- **Directions for this task**
Filter the records below down to lines containing "text".

- **Records for this exercise**
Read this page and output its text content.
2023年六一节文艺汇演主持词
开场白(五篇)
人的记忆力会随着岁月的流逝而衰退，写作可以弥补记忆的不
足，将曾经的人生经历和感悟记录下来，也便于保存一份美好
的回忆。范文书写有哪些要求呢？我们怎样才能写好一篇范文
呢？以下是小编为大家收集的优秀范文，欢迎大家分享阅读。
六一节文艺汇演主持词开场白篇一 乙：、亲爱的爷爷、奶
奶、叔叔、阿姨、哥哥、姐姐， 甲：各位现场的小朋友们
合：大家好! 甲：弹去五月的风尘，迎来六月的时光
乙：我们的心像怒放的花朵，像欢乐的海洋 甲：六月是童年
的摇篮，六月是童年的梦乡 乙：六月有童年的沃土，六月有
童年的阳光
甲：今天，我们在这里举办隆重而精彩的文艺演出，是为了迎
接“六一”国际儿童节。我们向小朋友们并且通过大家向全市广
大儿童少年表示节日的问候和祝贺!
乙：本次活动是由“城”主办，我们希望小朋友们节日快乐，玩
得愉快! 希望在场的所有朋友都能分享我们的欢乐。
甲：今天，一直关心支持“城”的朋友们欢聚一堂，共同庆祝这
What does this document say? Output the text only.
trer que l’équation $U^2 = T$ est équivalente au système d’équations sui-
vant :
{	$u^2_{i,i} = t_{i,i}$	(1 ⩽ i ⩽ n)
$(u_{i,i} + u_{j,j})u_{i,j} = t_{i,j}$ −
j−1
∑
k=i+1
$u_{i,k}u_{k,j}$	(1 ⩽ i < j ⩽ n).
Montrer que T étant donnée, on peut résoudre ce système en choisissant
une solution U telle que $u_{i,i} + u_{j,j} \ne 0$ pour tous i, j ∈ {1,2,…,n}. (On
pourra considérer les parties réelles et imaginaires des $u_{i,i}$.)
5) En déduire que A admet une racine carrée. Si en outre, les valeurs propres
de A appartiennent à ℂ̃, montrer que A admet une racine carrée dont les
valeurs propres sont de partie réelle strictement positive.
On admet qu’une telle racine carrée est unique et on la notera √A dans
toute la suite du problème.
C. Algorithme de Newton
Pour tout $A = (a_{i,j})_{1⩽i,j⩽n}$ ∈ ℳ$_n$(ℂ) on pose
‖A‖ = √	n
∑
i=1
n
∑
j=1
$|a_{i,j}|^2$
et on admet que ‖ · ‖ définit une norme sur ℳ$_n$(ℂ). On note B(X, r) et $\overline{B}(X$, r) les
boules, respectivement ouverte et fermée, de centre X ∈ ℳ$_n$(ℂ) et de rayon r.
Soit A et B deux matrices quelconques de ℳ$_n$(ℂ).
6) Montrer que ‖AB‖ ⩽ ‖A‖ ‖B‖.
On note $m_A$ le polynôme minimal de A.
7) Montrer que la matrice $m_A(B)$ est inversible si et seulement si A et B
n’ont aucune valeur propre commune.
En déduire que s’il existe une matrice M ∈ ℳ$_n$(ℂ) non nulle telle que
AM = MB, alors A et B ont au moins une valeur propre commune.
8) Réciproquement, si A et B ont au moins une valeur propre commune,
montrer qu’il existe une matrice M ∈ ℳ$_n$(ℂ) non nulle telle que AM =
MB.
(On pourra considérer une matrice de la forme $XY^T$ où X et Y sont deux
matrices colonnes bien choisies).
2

- **Exercise response**
Read this page and output its text content.
What does this document say? Output the text only.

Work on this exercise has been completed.